SELECTED TEXT:
────────────────

Monday, February 27, 2017

Trauma Sensitive Interventions: Helping Asylum Applicants Receive Protection

Guest blogger: Marshal Arnwine, University of San Francisco Law Student:

In order to qualify for asylum, an applicant must prove that he or she is a refugee, a person unable or unwilling to return to his or her home country or place of last habitual residence because of past persecution, or a well-founded fear of persecution, on the basis of race, nationality, membership in a particular social group, religion, or political opinion. When the applicant is presenting their case, the story must be credible. A tremendous challenge asylum applicants face is the ability to tell a consistent and highly detailed story of their past persecution or experiences. The inability to tell a consistent story can derive from the severe trauma an asylum applicant experiences. The severe trauma often leads to the development of post-traumatic stress disorder (PTSD). PTSD can cause a person who suffered torture and beatings to blend the different occurrences together and not remember details from a particular event.

PTSD is a mental health condition that is triggered by a terrifying event, either by experiencing it or witnessing it. PTSD can affect an asylum applicant’s credibility. For example,

imagine if you were faced with the task of recalling a traumatic event in your life to an immigration judge and if your story does not “sound” credible, your asylum application can be denied. That is an incredible amount of pressure. Unfortunately, this is the pressure that asylum applicants often feel, and worse, they often lack guidance on how to alleviate that pressure. Attorneys should be diligent in preparing their client for their asylum hearing.

────────────────

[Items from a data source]
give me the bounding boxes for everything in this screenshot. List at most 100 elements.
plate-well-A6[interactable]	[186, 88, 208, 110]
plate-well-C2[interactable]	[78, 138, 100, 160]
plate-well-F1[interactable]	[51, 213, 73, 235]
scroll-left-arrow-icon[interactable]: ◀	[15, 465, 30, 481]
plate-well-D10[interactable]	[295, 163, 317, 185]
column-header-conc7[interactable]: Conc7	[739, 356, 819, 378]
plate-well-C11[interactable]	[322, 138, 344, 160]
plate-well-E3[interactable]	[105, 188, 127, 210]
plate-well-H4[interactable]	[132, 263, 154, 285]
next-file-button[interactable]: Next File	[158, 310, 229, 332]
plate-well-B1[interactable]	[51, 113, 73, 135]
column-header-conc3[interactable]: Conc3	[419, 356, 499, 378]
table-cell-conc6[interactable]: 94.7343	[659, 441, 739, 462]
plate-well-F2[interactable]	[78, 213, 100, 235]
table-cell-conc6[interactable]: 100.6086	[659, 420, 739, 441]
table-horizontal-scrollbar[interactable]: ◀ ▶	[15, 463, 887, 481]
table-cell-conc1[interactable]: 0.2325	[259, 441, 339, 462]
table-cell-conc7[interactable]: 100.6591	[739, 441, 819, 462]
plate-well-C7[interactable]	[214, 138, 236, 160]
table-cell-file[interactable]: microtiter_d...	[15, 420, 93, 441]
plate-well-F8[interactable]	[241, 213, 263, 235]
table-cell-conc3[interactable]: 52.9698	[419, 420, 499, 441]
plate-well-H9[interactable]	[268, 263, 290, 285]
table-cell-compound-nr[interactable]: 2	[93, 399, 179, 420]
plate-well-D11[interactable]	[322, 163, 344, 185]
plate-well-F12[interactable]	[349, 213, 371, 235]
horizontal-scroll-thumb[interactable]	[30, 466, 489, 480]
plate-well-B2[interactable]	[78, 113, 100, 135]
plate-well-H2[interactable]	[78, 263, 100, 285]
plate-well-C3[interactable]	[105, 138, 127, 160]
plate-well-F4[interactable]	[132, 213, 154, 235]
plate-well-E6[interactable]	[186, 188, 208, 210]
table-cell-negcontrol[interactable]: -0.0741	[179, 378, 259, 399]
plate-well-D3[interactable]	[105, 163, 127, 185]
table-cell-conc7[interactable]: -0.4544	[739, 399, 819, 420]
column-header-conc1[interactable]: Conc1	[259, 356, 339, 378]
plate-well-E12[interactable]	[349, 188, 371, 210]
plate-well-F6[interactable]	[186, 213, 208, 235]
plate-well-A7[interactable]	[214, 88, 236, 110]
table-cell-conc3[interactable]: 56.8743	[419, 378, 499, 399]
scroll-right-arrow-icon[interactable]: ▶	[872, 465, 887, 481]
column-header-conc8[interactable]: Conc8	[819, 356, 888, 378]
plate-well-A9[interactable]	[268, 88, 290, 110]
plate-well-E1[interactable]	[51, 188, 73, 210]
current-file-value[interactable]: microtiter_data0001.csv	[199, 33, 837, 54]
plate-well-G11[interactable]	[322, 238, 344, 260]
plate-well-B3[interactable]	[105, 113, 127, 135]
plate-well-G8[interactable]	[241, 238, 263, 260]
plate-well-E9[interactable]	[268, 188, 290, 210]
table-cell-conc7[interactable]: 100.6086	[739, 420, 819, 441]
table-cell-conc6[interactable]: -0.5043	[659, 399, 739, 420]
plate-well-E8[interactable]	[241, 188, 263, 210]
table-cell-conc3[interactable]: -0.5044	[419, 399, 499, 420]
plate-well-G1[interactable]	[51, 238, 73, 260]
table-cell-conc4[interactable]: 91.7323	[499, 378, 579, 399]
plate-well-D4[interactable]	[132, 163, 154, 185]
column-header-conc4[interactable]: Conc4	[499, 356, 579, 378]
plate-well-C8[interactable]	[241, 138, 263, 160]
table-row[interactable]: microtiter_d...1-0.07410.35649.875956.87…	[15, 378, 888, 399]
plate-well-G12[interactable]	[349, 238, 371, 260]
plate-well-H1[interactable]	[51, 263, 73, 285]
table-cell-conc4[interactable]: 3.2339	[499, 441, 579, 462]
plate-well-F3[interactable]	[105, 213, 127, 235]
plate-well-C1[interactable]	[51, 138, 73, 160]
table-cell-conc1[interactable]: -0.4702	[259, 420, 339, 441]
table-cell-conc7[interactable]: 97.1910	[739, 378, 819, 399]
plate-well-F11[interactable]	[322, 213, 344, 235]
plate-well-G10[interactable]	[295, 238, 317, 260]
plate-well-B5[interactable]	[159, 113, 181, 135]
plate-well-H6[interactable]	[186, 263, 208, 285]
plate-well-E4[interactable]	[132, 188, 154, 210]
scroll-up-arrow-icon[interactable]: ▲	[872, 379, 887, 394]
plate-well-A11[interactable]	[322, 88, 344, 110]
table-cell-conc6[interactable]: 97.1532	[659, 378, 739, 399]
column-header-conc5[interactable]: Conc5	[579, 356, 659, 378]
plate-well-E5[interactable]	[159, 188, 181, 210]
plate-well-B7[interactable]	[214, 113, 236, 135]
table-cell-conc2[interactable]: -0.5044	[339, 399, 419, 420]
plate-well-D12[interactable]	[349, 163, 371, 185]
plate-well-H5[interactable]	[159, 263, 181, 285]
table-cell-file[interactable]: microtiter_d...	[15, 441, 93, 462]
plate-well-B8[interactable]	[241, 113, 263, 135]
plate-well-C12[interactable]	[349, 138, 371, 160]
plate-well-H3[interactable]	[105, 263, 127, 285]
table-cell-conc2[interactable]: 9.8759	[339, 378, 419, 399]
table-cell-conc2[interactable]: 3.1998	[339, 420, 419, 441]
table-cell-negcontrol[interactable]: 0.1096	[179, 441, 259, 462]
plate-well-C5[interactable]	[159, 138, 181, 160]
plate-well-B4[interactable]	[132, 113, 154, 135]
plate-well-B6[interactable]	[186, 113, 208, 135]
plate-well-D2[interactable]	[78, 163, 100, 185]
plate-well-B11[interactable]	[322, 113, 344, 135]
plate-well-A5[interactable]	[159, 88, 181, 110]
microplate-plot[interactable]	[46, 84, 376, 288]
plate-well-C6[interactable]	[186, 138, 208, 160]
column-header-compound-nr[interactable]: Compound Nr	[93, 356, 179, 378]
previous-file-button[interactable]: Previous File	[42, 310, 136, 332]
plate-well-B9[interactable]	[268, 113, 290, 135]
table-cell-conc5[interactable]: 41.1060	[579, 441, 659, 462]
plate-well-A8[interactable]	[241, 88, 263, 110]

────────────────

TASK PROMPT: According to the post on trauma-sensitive interventions for asylum applicants, why might an applicant be unable to tell a consistent, detailed story of past persecution? Answer in one to three sentences.

TASK OUTPUT: Severe trauma often leads to post-traumatic stress disorder (PTSD). PTSD can cause a person who suffered torture and beatings to blend the different occurrences together and not remember details from a particular event.